::: Data provided
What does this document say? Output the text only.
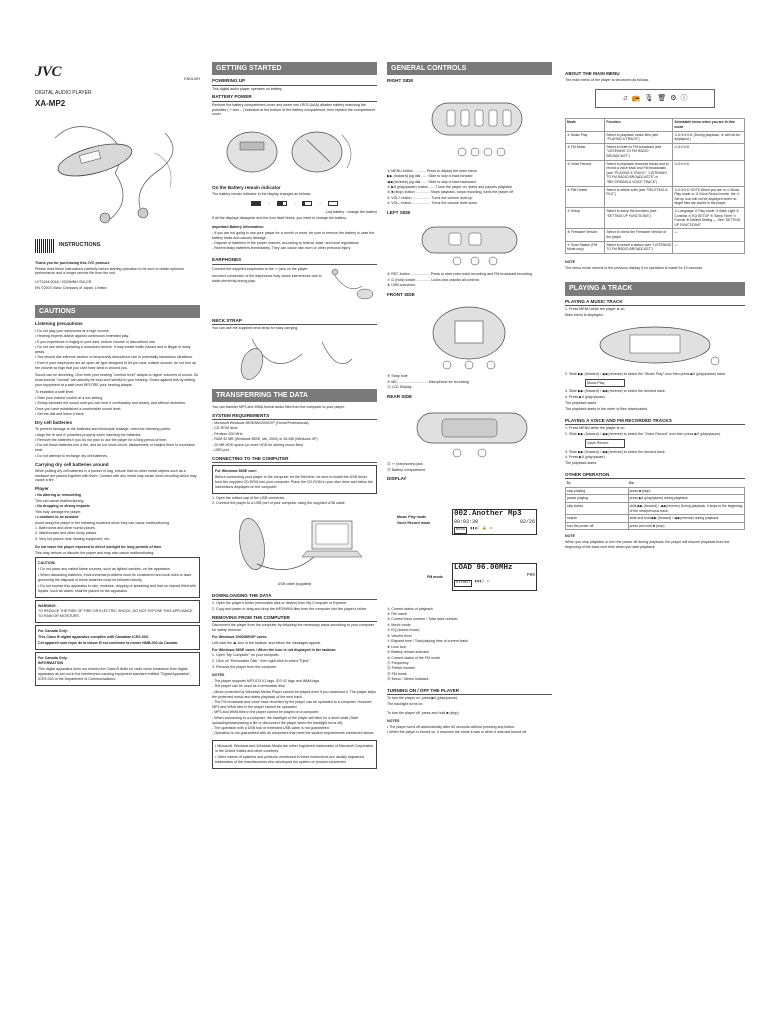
JVC	ENGLISH
DIGITAL AUDIO PLAYER
XA-MP2
INSTRUCTIONS

Thank you for purchasing this JVC product.

Please read these instructions carefully before starting operation to be sure to obtain optimum performance and a longer service life from the unit.

LVT1244-001A / 0203MNH-SW-CR

EN ©2003 Victor Company of Japan, Limited

CAUTIONS
Listening precautions
• Do not play your earphones at a high volume.
• Hearing experts advise against continuous extended play.
• If you experience a ringing in your ears, reduce volume or discontinue use.
• Do not use while operating a motorized vehicle. It may create traffic hazard and is illegal in many areas.
• You should use extreme caution or temporarily discontinue use in potentially hazardous situations.
• Even if your earphones are an open-air type designed to let you hear outside sounds, do not turn up the volume so high that you can't hear what is around you.

Sound can be deceiving. Over time your hearing "comfort level" adapts to higher volumes of sound. So what sounds "normal" can actually be loud and harmful to your hearing. Guard against this by setting your equipment at a safe level BEFORE your hearing adapts.

To establish a safe level:

• Start your volume control at a low setting.
• Slowly increase the sound until you can hear it comfortably and clearly, and without distortion.
Once you have established a comfortable sound level:
• Set the dial and leave it there.
Dry cell batteries
To prevent damage to the batteries and electrolyte leakage, heed the following points.
• Align the ⊕ and ⊖ polarities properly when inserting the batteries.
• Remove the batteries if you do not plan to use the player for a long period of time.
• Do not throw batteries into a fire, and do not short-circuit, disassemble or subject them to excessive heat.
• Do not attempt to recharge dry cell batteries.
Carrying dry cell batteries around

When putting dry cell batteries in a pocket or bag, ensure that no other metal objects such as a necklace are placed together with them. Contact with any metal may cause short-circuiting which may cause a fire.

Player
• No altering or remodeling
This can cause malfunctioning.
• No dropping or strong impacts
This may damage the player.
• Locations to be avoided
Avoid using the player in the following locations since they can cause malfunctioning.
1. Bathrooms and other humid places.
2. Warehouses and other dusty places.
3. Very hot places near heating equipment, etc.

Do not leave the player exposed to direct sunlight for long periods of time

This may deform or discolor the player and may also cause malfunctioning.

CAUTION:

• Do not place any naked flame sources, such as lighted candles, on the apparatus.

• When discarding batteries, environmental problems must be considered and local rules or laws governing the disposal of these batteries must be followed strictly.

• Do not expose this apparatus to rain, moisture, dripping or splashing and that no objects filled with liquids, such as vases, shall be placed on the apparatus.

WARNING:

TO REDUCE THE RISK OF FIRE OR ELECTRIC SHOCK, DO NOT EXPOSE THIS APPLIANCE TO RAIN OR MOISTURE.

For Canada Only:

This Class B digital apparatus complies with Canadian ICES-003.

Cet appareil num rique de la classe B est conforme la norme NMB-003 du Canada.

For Canada Only:

INFORMATION

This digital apparatus does not exceed the Class B limits for radio noise emissions from digital apparatus as set out in the interference-causing equipment standard entitled "Digital Apparatus", ICES-003 of the Department of Communications.

GETTING STARTED
POWERING UP

This digital audio player operates on battery.

BATTERY POWER

Remove the battery compartment cover and insert one LR03 (AAA) alkaline battery matching the polarities ( + and – ) indicated at the bottom of the battery compartment, then replace the compartment cover.

On the Battery remain indicator

The battery remain indicator in the display changes as follows.

→	→	→

Low battery : change the battery

If all the displays disappear and the icon itself blinks, you need to change the battery.

Important Battery Information:

- If you are not going to use your player for a month or more, be sure to remove the battery in case the battery leaks and causes damage.
- Dispose of batteries in the proper manner, according to federal, state, and local regulations.
- Recent leaky batteries immediately. They can cause skin burn or other personal injury.
EARPHONES

Connect the supplied earphones to the ⏛ jack on the player.

Incorrect connection of the earphones may cause interference due to static electricity during play.

NECK STRAP

You can use the supplied neck strap for easy carrying.

TRANSFERRING THE DATA

You can transfer MP3 and WMA format audio files from the computer to your player.

SYSTEM REQUIREMENTS
- Microsoft Windows 98SE/Me/2000/XP (Home/Professional)
- CD-ROM drive
- Pentium 200 MHz
- RAM 32 MB (Windows 98SE, Me, 2000) or 64 MB (Windows XP)
- 20 MB HDD space (or more HDD for storing music files)
- USB port
CONNECTING TO THE COMPUTER

For Windows 98SE user:

Before connecting your player to the computer for the first time, be sure to install the USB driver from the supplied CD-ROM into your computer. Place the CD-ROM in your disc drive and follow the instructions displayed on the computer.

1. Open the rubber cap of the USB connector.

2. Connect the player to a USB port of your computer using the supplied USB cable.

USB cable (supplied)

DOWNLOADING THE DATA

1. Open the player's folder (removable disk or device) from My Computer or Explorer.

2. Copy and paste or drag and drop the MP3/WMA files from the computer into the player's folder.

REMOVING FROM THE COMPUTER

Disconnect the player from the computer by following the necessary steps according to your computer for safety removal.

For Windows 2000/ME/XP users:

Left-click the ⏏ icon in the taskbar, and follow the messages appear.

For Windows 98SE users / When the icon is not displayed in the taskbar:

1. Open "My Computer" on your computer.

2. Click on "Removable Disk", then right-click to select "Eject".

3. Remove the player from the computer.

NOTES

- The player supports MP3 ID3 V1 tags, ID3 V2 tags and WMA tags.
- The player can be used as a removable disk.
- Music protected by Windows Media Player cannot be played even if you download it. The player skips the protected music and starts playback of the next track.
- The FM broadcast and voice track recorded by the player can be uploaded to a computer. However, MP3 and WMA files in the player cannot be uploaded.
- MP3 and WMA files in the player cannot be played on a computer.
- When connecting to a computer, the backlight of the player will blink for a short while (Start uploading/downloading a file or disconnect the player when the backlight turns off).
- The operation with a USB hub or extended USB cable is not guaranteed.
- Operation is not guaranteed with all computers that meet the system requirements mentioned above.

• Microsoft, Windows and Windows Media are either registered trademarks of Microsoft Corporation in the United States and other countries.

• Other names of systems and products mentioned in these instructions are usually registered trademarks of the manufacturers who developed the system or product concerned.

GENERAL CONTROLS
RIGHT SIDE
① MENU button ............ Press to display the main menu
▶▶ (forward) jog dial ...... Slide to skip a track forward
◀◀ (reverse) jog dial ...... Slide to skip a track backward
② ▶II (play/pause) button ...... Turns the player on, starts and pauses playback
③ ■ (stop) button .............. Stops playback, stops recording, turns the player off
④ VOL+ button .................. Turns the volume level up
⑤ VOL– button .................. Turns the volume level down
LEFT SIDE
⑥ REC button ................... Press to start voice track recording and FM broadcast recording
⑦ ⊡ (hold) switch .............. Locks and unlocks all controls
⑧ USB connector
FRONT SIDE
⑨ Strap hole
⑩ MIC ............................. Microphone for recording
⑪ LCD Display
REAR SIDE
⑫ ⏛ (earphones) jack
⑬ Battery compartment
DISPLAY
Music Play mode
Voice Record mode
002.Another Mp3
00:03:30	02/26
Rock	▮▮▮▯ 🔒 ▭
FM mode
LOAD 96.00MHz
P09
STEREO	▮▮▮▯ ▭
① Current status of playback
② File name
③ Current track number / Total track number
④ Music mode
⑤ EQ (sound mode)
⑥ Volume level
⑦ Elapsed time / Total playing time of current track
⑧ Lock icon
⑨ Battery remain indicator
⑩ Current status of the FM mode
⑪ Frequency
⑫ Preset number
⑬ FM mode
⑭ Mono / Stereo indicator
TURNING ON / OFF THE PLAYER

To turn the player on, press ▶II (play/pause).

The backlight turns on.

To turn the player off, press and hold ■ (stop).

NOTES

• The player turns off automatically after 60 seconds without pressing any button.
• When the player is turned on, it resumes the mode it was in when it was last turned off.
ABOUT THE MAIN MENU

The main menu of the player is structured as follows.

♫ 📻 🎙 🗑 ⚙ ⓘ
Mode	Function	Selectable menu when you are in this mode
① Music Play	Select to playback music files (see "PLAYING A TRACK")	①②③④⑤⑥ (During playback, ⑥ will not be displayed.)
② FM Mode	Select to listen to FM broadcast (see "LISTENING TO FM RADIO BROADCAST")	①③④⑤⑥
③ Voice Record	Select to playback recorded tracks and to record a voice track and FM broadcasts (see "PLAYING A TRACK", "LISTENING TO FM RADIO BROADCASTS" or "RECORDING A VOICE TRACK")	①②④⑤⑥
④ File Delete	Select to delete a file (see "DELETING A FILE")	①②③⑤⑥ NOTE When you are in ① Music Play mode or ③ Voice Record mode, the ⑤ Set up icon will not be displayed when no target files are stored in the player.
⑤ Setup	Select to setup the functions (see "SETTING UP FUNCTIONS")	① Language ② Play mode ③ Back Light ④ Contrast ⑤ EQ SETUP ⑥ Sleep Timer ⑦ Format ⑧ Default Setting — See "SETTING UP FUNCTIONS"
⑥ Firmware Version	Select to check the Firmware Version of the player	—
⑦ Scan Station (FM Mode only)	Select to preset a station (see "LISTENING TO FM RADIO BROADCAST")	—

NOTE

The menu mode returns to the previous display if no operation is made for 10 seconds.

PLAYING A TRACK
PLAYING A MUSIC TRACK

1. Press MENU while the player is on.

Main menu is displayed.

2. Slide ▶▶ (forward) / ◀◀ (reverse) to select the "Music Play" icon then press ▶II (play/pause) twice.

Music Play

3. Slide ▶▶ (forward) / ◀◀ (reverse) to select the desired track.

4. Press ▶II (play/pause).

The playback starts.

The playback starts in the order of files downloaded.

PLAYING A VOICE AND FM RECORDED TRACKS

1. Press MENU while the player is on.

2. Slide ▶▶ (forward) / ◀◀ (reverse) to select the "Voice Record" icon then press ▶II (play/pause).

Voice Record

3. Slide ▶▶ (forward) / ◀◀ (reverse) to select the desired track.

4. Press ▶II (play/pause).

The playback starts.

OTHER OPERATION
To	Do
stop playing	press ■ (stop)
pause playing	press ▶II (play/pause) during playback
skip tracks	slide ▶▶ (forward) / ◀◀ (reverse) During playback, it skips to the beginning of the next/previous track.
search	slide and hold ▶▶ (forward) / ◀◀ (reverse) during playback
turn the power off	press and hold ■ (stop)

NOTE

When you stop playback or turn the power off during playback, the player will resume playback from the beginning of the track next time when you start playback.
::::::
Stated exercise |
Track down all lines above with the string "reverse" and copy them.

Output of the task |
◀◀ (reverse) jog dial ...... Slide to skip a track backward
2. Slide ▶▶ (forward) / ◀◀ (reverse) to select the "Music Play" icon then press ▶II (play/pause) twice.
3. Slide ▶▶ (forward) / ◀◀ (reverse) to select the desired track.
2. Slide ▶▶ (forward) / ◀◀ (reverse) to select the "Voice Record" icon then press ▶II (play/pause).
3. Slide ▶▶ (forward) / ◀◀ (reverse) to select the desired track.
skip tracks	slide ▶▶ (forward) / ◀◀ (reverse) During playback, it skips to the beginning of the next/previous track.
search	slide and hold ▶▶ (forward) / ◀◀ (reverse) during playback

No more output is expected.